(Collected data)
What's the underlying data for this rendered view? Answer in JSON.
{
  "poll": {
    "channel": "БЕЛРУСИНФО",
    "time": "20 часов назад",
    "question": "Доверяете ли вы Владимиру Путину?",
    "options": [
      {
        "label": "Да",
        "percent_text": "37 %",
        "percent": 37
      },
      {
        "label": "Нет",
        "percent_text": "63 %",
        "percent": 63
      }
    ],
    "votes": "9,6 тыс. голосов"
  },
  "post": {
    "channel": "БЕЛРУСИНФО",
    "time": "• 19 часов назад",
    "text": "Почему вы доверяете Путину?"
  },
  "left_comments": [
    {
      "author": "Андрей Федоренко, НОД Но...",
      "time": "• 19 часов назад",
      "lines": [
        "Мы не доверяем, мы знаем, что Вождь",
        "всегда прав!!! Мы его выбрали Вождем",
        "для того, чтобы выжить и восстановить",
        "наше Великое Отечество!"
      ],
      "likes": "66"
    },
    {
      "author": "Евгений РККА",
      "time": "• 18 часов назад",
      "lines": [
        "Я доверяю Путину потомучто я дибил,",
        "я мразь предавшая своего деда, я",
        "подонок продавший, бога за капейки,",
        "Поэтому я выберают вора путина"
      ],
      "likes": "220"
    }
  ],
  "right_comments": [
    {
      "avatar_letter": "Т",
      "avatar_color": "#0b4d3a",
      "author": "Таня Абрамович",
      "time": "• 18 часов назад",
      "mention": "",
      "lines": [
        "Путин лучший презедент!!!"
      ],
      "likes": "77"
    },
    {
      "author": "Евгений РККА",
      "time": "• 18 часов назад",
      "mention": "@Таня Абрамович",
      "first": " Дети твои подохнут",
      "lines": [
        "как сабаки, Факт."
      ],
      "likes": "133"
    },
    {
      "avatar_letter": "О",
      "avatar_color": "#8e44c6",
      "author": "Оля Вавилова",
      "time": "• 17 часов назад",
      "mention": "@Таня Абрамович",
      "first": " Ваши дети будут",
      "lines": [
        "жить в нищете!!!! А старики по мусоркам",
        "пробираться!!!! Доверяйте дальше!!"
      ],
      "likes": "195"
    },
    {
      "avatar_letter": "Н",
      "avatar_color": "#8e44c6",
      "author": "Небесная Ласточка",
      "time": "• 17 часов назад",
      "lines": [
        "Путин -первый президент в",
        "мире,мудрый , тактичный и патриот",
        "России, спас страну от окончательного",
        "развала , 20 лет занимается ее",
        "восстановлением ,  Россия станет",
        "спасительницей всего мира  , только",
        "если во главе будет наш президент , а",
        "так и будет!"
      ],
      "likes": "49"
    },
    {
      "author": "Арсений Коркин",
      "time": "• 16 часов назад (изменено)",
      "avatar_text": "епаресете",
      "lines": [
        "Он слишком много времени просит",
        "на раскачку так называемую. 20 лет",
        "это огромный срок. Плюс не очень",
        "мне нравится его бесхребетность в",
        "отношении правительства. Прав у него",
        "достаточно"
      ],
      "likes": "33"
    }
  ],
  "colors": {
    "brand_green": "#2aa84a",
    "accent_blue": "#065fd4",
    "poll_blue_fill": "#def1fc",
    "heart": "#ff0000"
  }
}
...
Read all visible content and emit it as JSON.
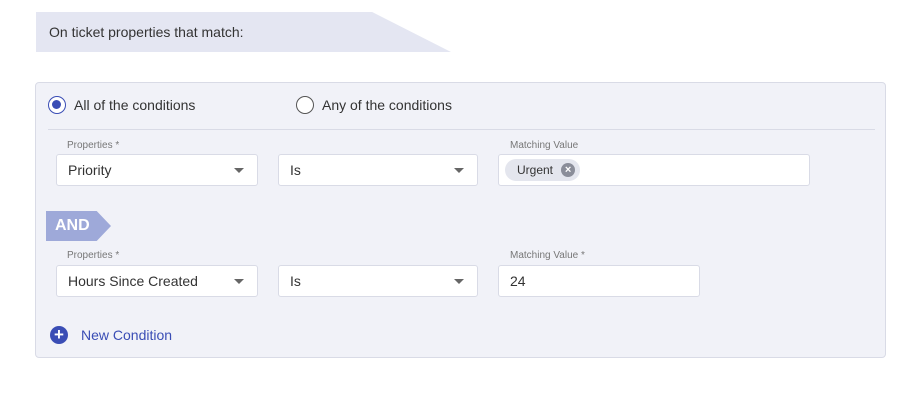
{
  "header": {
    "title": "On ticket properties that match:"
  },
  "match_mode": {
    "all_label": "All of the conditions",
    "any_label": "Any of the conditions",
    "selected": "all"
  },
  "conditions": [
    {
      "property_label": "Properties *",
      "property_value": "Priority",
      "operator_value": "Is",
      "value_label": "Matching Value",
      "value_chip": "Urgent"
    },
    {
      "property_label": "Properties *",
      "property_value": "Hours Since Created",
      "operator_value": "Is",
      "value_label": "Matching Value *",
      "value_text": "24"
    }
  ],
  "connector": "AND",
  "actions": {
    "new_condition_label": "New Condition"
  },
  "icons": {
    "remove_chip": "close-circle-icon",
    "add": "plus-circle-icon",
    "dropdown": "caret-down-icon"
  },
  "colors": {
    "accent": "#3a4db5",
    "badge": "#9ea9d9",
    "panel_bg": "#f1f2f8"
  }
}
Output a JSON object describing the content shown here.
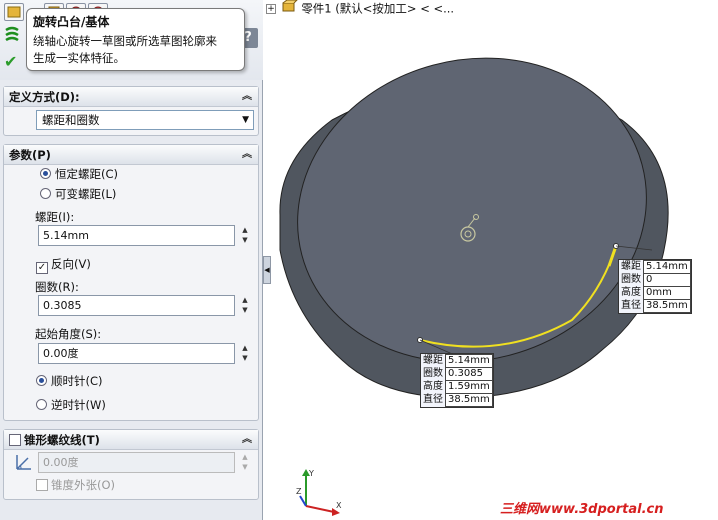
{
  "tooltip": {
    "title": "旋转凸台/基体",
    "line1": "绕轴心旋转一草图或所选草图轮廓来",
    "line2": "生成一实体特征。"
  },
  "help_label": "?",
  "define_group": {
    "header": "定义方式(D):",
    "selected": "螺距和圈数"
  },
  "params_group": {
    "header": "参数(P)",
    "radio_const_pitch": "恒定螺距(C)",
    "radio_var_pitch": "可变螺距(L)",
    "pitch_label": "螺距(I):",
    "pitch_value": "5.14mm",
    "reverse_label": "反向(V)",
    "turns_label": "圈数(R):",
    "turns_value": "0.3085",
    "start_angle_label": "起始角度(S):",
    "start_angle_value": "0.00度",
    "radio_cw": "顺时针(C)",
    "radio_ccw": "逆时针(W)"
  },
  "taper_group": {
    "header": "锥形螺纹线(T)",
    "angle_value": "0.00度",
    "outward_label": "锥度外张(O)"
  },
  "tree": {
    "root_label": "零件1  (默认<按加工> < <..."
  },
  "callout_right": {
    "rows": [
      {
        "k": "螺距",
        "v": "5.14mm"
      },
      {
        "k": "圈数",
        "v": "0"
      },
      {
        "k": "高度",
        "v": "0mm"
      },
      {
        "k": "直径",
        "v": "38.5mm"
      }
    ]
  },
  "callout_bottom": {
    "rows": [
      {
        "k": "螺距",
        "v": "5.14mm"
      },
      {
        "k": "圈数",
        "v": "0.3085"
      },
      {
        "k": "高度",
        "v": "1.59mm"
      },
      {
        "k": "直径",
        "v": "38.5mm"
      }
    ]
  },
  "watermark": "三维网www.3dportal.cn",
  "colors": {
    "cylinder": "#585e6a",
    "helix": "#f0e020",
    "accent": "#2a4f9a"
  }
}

● **DIRECTIVE**: Pull out all lines from the entries above in which the word "Matching" appears.

● **SOLUTION**:
      "value_label": "Matching Value",
      "value_label": "Matching Value *",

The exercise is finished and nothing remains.